Where does the string "Asosiy" appear in the records? Copy every line that contains it.

++++ Given data

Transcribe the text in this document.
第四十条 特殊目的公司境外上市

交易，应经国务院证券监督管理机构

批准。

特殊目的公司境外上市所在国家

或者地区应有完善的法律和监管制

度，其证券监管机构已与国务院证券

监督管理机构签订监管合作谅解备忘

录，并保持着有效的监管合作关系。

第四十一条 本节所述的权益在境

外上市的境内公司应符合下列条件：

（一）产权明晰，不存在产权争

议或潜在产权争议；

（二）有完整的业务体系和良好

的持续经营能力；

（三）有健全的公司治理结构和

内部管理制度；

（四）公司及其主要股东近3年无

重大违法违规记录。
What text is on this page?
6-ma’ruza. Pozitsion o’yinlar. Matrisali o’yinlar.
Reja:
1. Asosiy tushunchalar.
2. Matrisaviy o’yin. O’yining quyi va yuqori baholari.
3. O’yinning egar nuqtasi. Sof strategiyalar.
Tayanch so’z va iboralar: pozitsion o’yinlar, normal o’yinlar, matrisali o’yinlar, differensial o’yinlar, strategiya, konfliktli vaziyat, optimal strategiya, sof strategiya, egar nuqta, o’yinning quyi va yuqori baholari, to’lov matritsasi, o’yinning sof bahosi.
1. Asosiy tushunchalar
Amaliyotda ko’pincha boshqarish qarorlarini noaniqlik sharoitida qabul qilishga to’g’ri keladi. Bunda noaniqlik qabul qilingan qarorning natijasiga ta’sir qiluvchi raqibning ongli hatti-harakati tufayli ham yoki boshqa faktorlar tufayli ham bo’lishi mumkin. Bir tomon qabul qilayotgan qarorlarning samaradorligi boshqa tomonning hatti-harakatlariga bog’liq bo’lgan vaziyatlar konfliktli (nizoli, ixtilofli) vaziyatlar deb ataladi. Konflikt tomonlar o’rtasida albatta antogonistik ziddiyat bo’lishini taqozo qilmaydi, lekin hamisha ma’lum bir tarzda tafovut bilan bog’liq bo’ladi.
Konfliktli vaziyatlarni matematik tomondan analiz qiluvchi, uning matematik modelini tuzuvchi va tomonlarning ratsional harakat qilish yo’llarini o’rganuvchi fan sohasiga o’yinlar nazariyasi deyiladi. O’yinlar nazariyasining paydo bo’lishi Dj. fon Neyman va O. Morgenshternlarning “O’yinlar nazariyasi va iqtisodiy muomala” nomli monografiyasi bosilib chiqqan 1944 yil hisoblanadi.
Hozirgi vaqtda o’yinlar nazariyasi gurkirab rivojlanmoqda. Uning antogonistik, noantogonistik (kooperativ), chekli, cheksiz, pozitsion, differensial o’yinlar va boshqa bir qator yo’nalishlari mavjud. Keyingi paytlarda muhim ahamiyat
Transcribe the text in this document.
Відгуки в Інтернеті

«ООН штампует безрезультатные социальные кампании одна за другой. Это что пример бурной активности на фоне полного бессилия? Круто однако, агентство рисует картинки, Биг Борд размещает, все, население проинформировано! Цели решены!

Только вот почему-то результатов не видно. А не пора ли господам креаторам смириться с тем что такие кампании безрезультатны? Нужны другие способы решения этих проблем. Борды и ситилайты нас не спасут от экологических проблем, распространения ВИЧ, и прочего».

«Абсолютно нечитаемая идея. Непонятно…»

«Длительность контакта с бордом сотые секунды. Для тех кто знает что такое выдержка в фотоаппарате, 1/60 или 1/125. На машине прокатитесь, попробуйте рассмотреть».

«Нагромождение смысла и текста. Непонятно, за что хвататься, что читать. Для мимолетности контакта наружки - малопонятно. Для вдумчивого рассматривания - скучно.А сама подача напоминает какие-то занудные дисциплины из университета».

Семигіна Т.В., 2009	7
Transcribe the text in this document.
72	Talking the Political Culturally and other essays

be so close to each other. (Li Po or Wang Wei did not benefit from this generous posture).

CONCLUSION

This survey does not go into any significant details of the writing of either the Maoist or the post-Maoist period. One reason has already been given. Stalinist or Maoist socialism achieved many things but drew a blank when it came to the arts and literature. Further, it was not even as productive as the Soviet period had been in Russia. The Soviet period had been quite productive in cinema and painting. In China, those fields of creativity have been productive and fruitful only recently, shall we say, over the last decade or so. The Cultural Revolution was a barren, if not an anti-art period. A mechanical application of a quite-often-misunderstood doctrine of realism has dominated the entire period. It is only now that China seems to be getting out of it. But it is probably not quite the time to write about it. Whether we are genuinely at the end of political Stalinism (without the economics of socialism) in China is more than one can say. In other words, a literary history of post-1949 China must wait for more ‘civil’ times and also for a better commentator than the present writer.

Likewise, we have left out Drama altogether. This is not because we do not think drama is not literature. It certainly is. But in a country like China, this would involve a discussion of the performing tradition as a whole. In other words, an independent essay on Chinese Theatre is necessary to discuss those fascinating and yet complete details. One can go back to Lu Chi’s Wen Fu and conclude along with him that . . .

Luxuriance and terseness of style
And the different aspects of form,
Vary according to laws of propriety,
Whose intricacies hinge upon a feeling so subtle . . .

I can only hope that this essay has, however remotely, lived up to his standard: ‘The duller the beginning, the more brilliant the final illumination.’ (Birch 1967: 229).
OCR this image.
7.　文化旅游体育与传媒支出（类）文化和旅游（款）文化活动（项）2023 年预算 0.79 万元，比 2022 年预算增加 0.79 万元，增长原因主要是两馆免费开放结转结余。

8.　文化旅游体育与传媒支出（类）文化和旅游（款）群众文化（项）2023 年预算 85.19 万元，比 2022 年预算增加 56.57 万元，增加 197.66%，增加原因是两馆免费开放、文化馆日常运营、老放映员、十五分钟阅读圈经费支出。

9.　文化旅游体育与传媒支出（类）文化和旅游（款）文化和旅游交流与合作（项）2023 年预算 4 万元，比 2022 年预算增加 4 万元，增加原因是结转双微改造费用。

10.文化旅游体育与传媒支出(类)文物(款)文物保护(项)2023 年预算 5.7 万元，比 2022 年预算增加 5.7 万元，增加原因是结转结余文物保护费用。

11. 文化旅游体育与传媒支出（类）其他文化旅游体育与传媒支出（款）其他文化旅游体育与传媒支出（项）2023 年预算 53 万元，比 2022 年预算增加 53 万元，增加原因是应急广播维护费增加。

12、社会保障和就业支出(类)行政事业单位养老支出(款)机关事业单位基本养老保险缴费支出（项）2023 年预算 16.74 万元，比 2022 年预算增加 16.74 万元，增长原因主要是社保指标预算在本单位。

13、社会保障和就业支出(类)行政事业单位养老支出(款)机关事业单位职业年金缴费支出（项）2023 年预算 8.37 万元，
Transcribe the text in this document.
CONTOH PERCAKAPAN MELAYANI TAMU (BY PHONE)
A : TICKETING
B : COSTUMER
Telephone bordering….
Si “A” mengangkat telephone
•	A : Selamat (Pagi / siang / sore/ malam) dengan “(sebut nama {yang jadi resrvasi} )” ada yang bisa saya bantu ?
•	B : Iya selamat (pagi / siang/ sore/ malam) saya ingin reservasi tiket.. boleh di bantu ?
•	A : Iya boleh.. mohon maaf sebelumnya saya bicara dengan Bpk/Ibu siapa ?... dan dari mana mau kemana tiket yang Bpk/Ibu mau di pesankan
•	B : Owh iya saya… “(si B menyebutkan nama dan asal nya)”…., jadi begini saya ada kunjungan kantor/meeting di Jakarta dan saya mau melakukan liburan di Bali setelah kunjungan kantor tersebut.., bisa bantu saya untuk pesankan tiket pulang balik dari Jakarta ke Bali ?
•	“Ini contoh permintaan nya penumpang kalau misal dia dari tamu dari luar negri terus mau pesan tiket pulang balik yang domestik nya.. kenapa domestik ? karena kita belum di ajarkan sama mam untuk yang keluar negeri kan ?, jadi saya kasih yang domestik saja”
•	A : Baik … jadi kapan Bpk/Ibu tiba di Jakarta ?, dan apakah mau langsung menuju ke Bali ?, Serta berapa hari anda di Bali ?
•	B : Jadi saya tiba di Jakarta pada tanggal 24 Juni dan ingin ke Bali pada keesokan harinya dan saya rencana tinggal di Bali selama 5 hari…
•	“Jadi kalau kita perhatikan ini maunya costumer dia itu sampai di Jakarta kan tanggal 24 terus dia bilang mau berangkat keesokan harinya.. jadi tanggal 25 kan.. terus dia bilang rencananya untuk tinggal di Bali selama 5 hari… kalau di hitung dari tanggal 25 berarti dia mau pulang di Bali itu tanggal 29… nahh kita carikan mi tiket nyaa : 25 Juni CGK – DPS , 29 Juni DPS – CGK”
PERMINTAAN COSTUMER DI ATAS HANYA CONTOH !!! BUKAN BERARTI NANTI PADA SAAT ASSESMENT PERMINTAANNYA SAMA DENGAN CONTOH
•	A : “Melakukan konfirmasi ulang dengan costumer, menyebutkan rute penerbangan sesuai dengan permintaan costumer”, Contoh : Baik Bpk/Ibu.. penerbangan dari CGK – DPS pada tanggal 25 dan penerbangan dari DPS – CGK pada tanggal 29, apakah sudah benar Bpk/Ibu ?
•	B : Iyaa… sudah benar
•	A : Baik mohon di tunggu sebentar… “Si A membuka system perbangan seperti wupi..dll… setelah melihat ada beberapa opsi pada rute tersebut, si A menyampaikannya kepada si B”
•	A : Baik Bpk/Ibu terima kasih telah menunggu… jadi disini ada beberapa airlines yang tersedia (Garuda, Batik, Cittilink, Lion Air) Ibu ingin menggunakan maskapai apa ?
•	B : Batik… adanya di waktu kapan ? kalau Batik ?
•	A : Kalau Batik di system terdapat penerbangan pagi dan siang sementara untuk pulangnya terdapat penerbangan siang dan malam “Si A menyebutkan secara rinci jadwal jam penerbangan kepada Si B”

++++++++

= Task answer =
1. Asosiy tushunchalar.
1. Asosiy tushunchalar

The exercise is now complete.